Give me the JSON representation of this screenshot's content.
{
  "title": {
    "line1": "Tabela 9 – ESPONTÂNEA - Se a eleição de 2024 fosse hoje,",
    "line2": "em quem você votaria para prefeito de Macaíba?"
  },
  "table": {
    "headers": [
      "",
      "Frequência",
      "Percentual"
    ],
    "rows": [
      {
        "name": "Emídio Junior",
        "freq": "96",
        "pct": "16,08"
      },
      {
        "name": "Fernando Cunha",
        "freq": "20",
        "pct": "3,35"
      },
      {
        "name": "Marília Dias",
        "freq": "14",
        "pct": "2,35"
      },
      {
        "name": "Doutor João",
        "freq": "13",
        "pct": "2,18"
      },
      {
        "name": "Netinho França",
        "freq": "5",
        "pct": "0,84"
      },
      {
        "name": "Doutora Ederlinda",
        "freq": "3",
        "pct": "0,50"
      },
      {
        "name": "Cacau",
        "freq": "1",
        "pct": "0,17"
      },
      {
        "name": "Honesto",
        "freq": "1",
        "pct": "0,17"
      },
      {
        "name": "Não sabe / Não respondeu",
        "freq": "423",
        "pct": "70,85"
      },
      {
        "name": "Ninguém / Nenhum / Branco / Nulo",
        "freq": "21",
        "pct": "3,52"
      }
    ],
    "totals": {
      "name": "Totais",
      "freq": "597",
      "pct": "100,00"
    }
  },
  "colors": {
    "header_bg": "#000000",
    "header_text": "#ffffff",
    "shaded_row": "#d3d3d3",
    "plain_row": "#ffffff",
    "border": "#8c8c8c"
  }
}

════════════════

▶ _Short task_
Exactly how many lines in the data above contain the word "name"? Respond with the number and nothing more.

▶ _Written reply_
11